▶ EXERCISE MATERIALS:

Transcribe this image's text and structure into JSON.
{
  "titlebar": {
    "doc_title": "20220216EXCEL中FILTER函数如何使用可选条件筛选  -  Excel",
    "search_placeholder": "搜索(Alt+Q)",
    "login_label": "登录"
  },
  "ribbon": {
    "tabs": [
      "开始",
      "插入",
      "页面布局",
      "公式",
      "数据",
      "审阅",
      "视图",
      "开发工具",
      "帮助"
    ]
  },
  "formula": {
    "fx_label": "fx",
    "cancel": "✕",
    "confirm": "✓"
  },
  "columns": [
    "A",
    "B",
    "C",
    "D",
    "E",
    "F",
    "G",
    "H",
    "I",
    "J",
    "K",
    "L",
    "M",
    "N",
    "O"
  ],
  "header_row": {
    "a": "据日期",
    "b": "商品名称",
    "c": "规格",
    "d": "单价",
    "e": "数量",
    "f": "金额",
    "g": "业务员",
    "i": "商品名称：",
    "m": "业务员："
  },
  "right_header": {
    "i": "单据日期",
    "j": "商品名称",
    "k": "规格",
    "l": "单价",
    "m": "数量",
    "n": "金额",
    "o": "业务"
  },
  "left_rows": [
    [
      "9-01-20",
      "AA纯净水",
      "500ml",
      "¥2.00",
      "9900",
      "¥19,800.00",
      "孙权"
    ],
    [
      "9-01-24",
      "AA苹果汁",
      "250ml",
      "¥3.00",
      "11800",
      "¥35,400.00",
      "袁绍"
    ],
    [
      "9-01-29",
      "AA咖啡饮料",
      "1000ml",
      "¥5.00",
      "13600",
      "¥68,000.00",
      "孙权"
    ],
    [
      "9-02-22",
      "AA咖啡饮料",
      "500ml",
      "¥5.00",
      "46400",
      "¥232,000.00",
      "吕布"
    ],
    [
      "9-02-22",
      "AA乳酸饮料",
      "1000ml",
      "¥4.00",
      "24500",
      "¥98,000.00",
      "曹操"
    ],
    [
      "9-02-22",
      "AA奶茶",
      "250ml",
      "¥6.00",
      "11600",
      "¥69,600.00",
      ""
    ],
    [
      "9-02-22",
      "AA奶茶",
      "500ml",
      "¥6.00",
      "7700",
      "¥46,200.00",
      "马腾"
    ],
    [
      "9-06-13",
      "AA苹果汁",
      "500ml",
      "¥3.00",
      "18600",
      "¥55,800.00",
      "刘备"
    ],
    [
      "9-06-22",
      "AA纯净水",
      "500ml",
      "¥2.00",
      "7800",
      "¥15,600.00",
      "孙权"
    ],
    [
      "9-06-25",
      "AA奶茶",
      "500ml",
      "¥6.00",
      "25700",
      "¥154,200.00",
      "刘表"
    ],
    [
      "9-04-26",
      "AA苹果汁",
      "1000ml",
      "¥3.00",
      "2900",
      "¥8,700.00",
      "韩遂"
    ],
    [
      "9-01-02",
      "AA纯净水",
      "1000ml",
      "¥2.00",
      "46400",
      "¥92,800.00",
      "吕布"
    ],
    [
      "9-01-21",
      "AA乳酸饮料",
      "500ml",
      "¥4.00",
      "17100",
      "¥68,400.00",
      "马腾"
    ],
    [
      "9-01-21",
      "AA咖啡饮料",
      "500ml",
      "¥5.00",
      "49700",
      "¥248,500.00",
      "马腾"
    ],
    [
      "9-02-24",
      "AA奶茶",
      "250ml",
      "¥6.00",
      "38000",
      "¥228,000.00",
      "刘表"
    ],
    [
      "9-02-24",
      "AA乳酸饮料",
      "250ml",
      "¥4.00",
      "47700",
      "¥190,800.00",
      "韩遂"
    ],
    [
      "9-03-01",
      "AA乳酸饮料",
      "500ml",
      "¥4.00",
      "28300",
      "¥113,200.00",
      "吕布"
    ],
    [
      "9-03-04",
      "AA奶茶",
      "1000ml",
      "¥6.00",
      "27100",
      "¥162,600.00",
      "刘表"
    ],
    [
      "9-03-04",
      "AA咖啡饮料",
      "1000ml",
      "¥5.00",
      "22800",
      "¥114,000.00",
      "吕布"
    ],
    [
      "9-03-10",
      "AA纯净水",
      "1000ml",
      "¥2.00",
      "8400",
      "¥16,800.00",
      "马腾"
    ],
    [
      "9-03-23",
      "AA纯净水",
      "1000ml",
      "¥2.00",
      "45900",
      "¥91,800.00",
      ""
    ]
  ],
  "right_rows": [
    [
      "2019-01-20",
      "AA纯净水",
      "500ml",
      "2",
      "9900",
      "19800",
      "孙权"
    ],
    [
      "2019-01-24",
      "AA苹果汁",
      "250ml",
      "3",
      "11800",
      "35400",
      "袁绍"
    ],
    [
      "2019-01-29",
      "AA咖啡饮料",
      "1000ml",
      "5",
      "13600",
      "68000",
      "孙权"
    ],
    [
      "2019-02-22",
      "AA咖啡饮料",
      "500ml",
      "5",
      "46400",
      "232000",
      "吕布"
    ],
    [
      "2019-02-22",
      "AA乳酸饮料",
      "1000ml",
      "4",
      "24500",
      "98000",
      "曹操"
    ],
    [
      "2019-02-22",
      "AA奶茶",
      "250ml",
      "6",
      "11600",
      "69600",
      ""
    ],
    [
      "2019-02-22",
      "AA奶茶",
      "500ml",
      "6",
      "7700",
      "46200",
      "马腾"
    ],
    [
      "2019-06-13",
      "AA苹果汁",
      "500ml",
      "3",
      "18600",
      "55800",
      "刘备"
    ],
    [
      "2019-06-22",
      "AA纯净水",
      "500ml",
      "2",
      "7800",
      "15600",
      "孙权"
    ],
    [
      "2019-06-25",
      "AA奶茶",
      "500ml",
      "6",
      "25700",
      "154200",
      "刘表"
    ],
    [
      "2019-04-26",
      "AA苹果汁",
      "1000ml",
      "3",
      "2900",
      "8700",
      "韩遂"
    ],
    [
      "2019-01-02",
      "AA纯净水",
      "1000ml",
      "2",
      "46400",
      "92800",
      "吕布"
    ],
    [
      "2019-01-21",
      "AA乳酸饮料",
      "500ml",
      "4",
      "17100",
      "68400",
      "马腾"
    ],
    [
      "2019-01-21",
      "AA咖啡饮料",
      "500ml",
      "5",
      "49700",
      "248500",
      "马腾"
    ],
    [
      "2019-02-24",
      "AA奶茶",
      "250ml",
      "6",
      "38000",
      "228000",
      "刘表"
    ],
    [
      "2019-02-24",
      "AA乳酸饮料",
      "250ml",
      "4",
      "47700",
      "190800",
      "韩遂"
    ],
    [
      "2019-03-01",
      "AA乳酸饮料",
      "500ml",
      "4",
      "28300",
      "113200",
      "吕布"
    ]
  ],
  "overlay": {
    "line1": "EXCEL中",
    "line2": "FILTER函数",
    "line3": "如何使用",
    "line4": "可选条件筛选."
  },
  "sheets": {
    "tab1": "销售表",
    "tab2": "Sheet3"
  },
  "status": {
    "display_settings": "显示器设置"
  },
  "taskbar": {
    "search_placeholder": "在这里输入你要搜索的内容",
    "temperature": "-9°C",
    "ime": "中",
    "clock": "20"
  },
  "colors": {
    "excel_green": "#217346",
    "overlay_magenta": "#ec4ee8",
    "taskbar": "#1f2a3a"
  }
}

▶ AIM OF THE EXERCISE: Quote every record above exactly.

▶ TASK RESPONSE:
Transcribe this image's text and structure into JSON.
{
  "titlebar": {
    "doc_title": "20220216EXCEL中FILTER函数如何使用可选条件筛选  -  Excel",
    "search_placeholder": "搜索(Alt+Q)",
    "login_label": "登录"
  },
  "ribbon": {
    "tabs": [
      "开始",
      "插入",
      "页面布局",
      "公式",
      "数据",
      "审阅",
      "视图",
      "开发工具",
      "帮助"
    ]
  },
  "formula": {
    "fx_label": "fx",
    "cancel": "✕",
    "confirm": "✓"
  },
  "columns": [
    "A",
    "B",
    "C",
    "D",
    "E",
    "F",
    "G",
    "H",
    "I",
    "J",
    "K",
    "L",
    "M",
    "N",
    "O"
  ],
  "header_row": {
    "a": "据日期",
    "b": "商品名称",
    "c": "规格",
    "d": "单价",
    "e": "数量",
    "f": "金额",
    "g": "业务员",
    "i": "商品名称：",
    "m": "业务员："
  },
  "right_header": {
    "i": "单据日期",
    "j": "商品名称",
    "k": "规格",
    "l": "单价",
    "m": "数量",
    "n": "金额",
    "o": "业务"
  },
  "left_rows": [
    [
      "9-01-20",
      "AA纯净水",
      "500ml",
      "¥2.00",
      "9900",
      "¥19,800.00",
      "孙权"
    ],
    [
      "9-01-24",
      "AA苹果汁",
      "250ml",
      "¥3.00",
      "11800",
      "¥35,400.00",
      "袁绍"
    ],
    [
      "9-01-29",
      "AA咖啡饮料",
      "1000ml",
      "¥5.00",
      "13600",
      "¥68,000.00",
      "孙权"
    ],
    [
      "9-02-22",
      "AA咖啡饮料",
      "500ml",
      "¥5.00",
      "46400",
      "¥232,000.00",
      "吕布"
    ],
    [
      "9-02-22",
      "AA乳酸饮料",
      "1000ml",
      "¥4.00",
      "24500",
      "¥98,000.00",
      "曹操"
    ],
    [
      "9-02-22",
      "AA奶茶",
      "250ml",
      "¥6.00",
      "11600",
      "¥69,600.00",
      ""
    ],
    [
      "9-02-22",
      "AA奶茶",
      "500ml",
      "¥6.00",
      "7700",
      "¥46,200.00",
      "马腾"
    ],
    [
      "9-06-13",
      "AA苹果汁",
      "500ml",
      "¥3.00",
      "18600",
      "¥55,800.00",
      "刘备"
    ],
    [
      "9-06-22",
      "AA纯净水",
      "500ml",
      "¥2.00",
      "7800",
      "¥15,600.00",
      "孙权"
    ],
    [
      "9-06-25",
      "AA奶茶",
      "500ml",
      "¥6.00",
      "25700",
      "¥154,200.00",
      "刘表"
    ],
    [
      "9-04-26",
      "AA苹果汁",
      "1000ml",
      "¥3.00",
      "2900",
      "¥8,700.00",
      "韩遂"
    ],
    [
      "9-01-02",
      "AA纯净水",
      "1000ml",
      "¥2.00",
      "46400",
      "¥92,800.00",
      "吕布"
    ],
    [
      "9-01-21",
      "AA乳酸饮料",
      "500ml",
      "¥4.00",
      "17100",
      "¥68,400.00",
      "马腾"
    ],
    [
      "9-01-21",
      "AA咖啡饮料",
      "500ml",
      "¥5.00",
      "49700",
      "¥248,500.00",
      "马腾"
    ],
    [
      "9-02-24",
      "AA奶茶",
      "250ml",
      "¥6.00",
      "38000",
      "¥228,000.00",
      "刘表"
    ],
    [
      "9-02-24",
      "AA乳酸饮料",
      "250ml",
      "¥4.00",
      "47700",
      "¥190,800.00",
      "韩遂"
    ],
    [
      "9-03-01",
      "AA乳酸饮料",
      "500ml",
      "¥4.00",
      "28300",
      "¥113,200.00",
      "吕布"
    ],
    [
      "9-03-04",
      "AA奶茶",
      "1000ml",
      "¥6.00",
      "27100",
      "¥162,600.00",
      "刘表"
    ],
    [
      "9-03-04",
      "AA咖啡饮料",
      "1000ml",
      "¥5.00",
      "22800",
      "¥114,000.00",
      "吕布"
    ],
    [
      "9-03-10",
      "AA纯净水",
      "1000ml",
      "¥2.00",
      "8400",
      "¥16,800.00",
      "马腾"
    ],
    [
      "9-03-23",
      "AA纯净水",
      "1000ml",
      "¥2.00",
      "45900",
      "¥91,800.00",
      ""
    ]
  ],
  "right_rows": [
    [
      "2019-01-20",
      "AA纯净水",
      "500ml",
      "2",
      "9900",
      "19800",
      "孙权"
    ],
    [
      "2019-01-24",
      "AA苹果汁",
      "250ml",
      "3",
      "11800",
      "35400",
      "袁绍"
    ],
    [
      "2019-01-29",
      "AA咖啡饮料",
      "1000ml",
      "5",
      "13600",
      "68000",
      "孙权"
    ],
    [
      "2019-02-22",
      "AA咖啡饮料",
      "500ml",
      "5",
      "46400",
      "232000",
      "吕布"
    ],
    [
      "2019-02-22",
      "AA乳酸饮料",
      "1000ml",
      "4",
      "24500",
      "98000",
      "曹操"
    ],
    [
      "2019-02-22",
      "AA奶茶",
      "250ml",
      "6",
      "11600",
      "69600",
      ""
    ],
    [
      "2019-02-22",
      "AA奶茶",
      "500ml",
      "6",
      "7700",
      "46200",
      "马腾"
    ],
    [
      "2019-06-13",
      "AA苹果汁",
      "500ml",
      "3",
      "18600",
      "55800",
      "刘备"
    ],
    [
      "2019-06-22",
      "AA纯净水",
      "500ml",
      "2",
      "7800",
      "15600",
      "孙权"
    ],
    [
      "2019-06-25",
      "AA奶茶",
      "500ml",
      "6",
      "25700",
      "154200",
      "刘表"
    ],
    [
      "2019-04-26",
      "AA苹果汁",
      "1000ml",
      "3",
      "2900",
      "8700",
      "韩遂"
    ],
    [
      "2019-01-02",
      "AA纯净水",
      "1000ml",
      "2",
      "46400",
      "92800",
      "吕布"
    ],
    [
      "2019-01-21",
      "AA乳酸饮料",
      "500ml",
      "4",
      "17100",
      "68400",
      "马腾"
    ],
    [
      "2019-01-21",
      "AA咖啡饮料",
      "500ml",
      "5",
      "49700",
      "248500",
      "马腾"
    ],
    [
      "2019-02-24",
      "AA奶茶",
      "250ml",
      "6",
      "38000",
      "228000",
      "刘表"
    ],
    [
      "2019-02-24",
      "AA乳酸饮料",
      "250ml",
      "4",
      "47700",
      "190800",
      "韩遂"
    ],
    [
      "2019-03-01",
      "AA乳酸饮料",
      "500ml",
      "4",
      "28300",
      "113200",
      "吕布"
    ]
  ],
  "overlay": {
    "line1": "EXCEL中",
    "line2": "FILTER函数",
    "line3": "如何使用",
    "line4": "可选条件筛选."
  },
  "sheets": {
    "tab1": "销售表",
    "tab2": "Sheet3"
  },
  "status": {
    "display_settings": "显示器设置"
  },
  "taskbar": {
    "search_placeholder": "在这里输入你要搜索的内容",
    "temperature": "-9°C",
    "ime": "中",
    "clock": "20"
  },
  "colors": {
    "excel_green": "#217346",
    "overlay_magenta": "#ec4ee8",
    "taskbar": "#1f2a3a"
  }
}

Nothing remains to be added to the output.